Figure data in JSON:
++++

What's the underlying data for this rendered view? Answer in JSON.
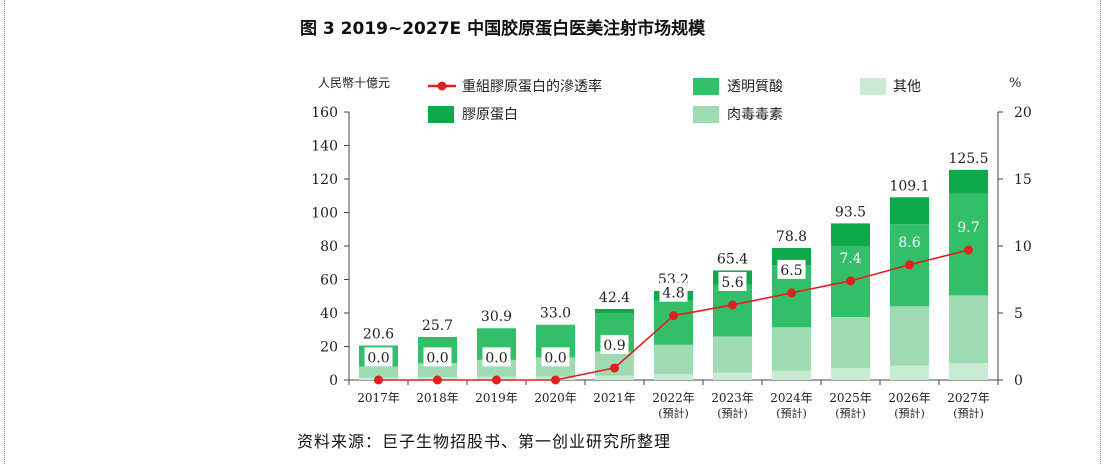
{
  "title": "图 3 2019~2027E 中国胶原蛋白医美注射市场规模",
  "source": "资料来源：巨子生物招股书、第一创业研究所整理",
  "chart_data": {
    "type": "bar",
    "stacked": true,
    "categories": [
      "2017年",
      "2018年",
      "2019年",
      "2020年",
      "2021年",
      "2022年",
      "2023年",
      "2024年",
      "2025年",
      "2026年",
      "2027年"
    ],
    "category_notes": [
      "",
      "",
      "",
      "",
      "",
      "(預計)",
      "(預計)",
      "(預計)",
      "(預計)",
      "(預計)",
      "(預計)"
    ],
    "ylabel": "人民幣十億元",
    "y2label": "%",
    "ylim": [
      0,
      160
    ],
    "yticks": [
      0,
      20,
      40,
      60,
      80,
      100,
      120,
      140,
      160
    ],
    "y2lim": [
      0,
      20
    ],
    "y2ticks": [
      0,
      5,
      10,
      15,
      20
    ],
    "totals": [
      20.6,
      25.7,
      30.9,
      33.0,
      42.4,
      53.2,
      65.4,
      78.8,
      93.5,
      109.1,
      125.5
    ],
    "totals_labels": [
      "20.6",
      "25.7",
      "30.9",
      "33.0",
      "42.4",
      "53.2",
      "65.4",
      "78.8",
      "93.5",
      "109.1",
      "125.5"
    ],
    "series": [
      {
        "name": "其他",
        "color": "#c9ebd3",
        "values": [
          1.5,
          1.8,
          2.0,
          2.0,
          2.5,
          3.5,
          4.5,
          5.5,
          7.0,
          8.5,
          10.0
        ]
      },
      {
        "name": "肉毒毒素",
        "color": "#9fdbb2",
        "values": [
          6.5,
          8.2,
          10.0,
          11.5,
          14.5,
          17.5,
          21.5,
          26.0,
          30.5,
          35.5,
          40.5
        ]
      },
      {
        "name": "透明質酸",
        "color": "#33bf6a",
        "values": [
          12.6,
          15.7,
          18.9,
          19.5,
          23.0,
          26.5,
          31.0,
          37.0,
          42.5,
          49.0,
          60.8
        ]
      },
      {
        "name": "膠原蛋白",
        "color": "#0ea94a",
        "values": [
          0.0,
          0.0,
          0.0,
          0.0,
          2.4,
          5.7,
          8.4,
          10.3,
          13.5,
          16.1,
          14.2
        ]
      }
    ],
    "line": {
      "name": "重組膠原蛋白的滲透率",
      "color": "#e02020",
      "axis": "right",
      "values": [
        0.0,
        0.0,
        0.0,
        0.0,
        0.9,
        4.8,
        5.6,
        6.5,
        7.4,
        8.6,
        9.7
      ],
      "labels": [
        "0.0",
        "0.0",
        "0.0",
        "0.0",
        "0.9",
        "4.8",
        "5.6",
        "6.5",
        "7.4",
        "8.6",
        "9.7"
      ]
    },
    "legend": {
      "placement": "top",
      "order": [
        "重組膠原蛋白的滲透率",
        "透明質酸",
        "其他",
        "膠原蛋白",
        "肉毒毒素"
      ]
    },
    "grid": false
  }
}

++++

## STATED TASK
Please transcribe the material above exactly as written. Leave the pictures out.

## WRITTEN RESPONSE
What's the underlying data for this rendered view? Answer in JSON.
{
  "title": "图 3 2019~2027E 中国胶原蛋白医美注射市场规模",
  "source": "资料来源：巨子生物招股书、第一创业研究所整理",
  "chart_data": {
    "type": "bar",
    "stacked": true,
    "categories": [
      "2017年",
      "2018年",
      "2019年",
      "2020年",
      "2021年",
      "2022年",
      "2023年",
      "2024年",
      "2025年",
      "2026年",
      "2027年"
    ],
    "category_notes": [
      "",
      "",
      "",
      "",
      "",
      "(預計)",
      "(預計)",
      "(預計)",
      "(預計)",
      "(預計)",
      "(預計)"
    ],
    "ylabel": "人民幣十億元",
    "y2label": "%",
    "ylim": [
      0,
      160
    ],
    "yticks": [
      0,
      20,
      40,
      60,
      80,
      100,
      120,
      140,
      160
    ],
    "y2lim": [
      0,
      20
    ],
    "y2ticks": [
      0,
      5,
      10,
      15,
      20
    ],
    "totals": [
      20.6,
      25.7,
      30.9,
      33.0,
      42.4,
      53.2,
      65.4,
      78.8,
      93.5,
      109.1,
      125.5
    ],
    "totals_labels": [
      "20.6",
      "25.7",
      "30.9",
      "33.0",
      "42.4",
      "53.2",
      "65.4",
      "78.8",
      "93.5",
      "109.1",
      "125.5"
    ],
    "series": [
      {
        "name": "其他",
        "color": "#c9ebd3",
        "values": [
          1.5,
          1.8,
          2.0,
          2.0,
          2.5,
          3.5,
          4.5,
          5.5,
          7.0,
          8.5,
          10.0
        ]
      },
      {
        "name": "肉毒毒素",
        "color": "#9fdbb2",
        "values": [
          6.5,
          8.2,
          10.0,
          11.5,
          14.5,
          17.5,
          21.5,
          26.0,
          30.5,
          35.5,
          40.5
        ]
      },
      {
        "name": "透明質酸",
        "color": "#33bf6a",
        "values": [
          12.6,
          15.7,
          18.9,
          19.5,
          23.0,
          26.5,
          31.0,
          37.0,
          42.5,
          49.0,
          60.8
        ]
      },
      {
        "name": "膠原蛋白",
        "color": "#0ea94a",
        "values": [
          0.0,
          0.0,
          0.0,
          0.0,
          2.4,
          5.7,
          8.4,
          10.3,
          13.5,
          16.1,
          14.2
        ]
      }
    ],
    "line": {
      "name": "重組膠原蛋白的滲透率",
      "color": "#e02020",
      "axis": "right",
      "values": [
        0.0,
        0.0,
        0.0,
        0.0,
        0.9,
        4.8,
        5.6,
        6.5,
        7.4,
        8.6,
        9.7
      ],
      "labels": [
        "0.0",
        "0.0",
        "0.0",
        "0.0",
        "0.9",
        "4.8",
        "5.6",
        "6.5",
        "7.4",
        "8.6",
        "9.7"
      ]
    },
    "legend": {
      "placement": "top",
      "order": [
        "重組膠原蛋白的滲透率",
        "透明質酸",
        "其他",
        "膠原蛋白",
        "肉毒毒素"
      ]
    },
    "grid": false
  }
}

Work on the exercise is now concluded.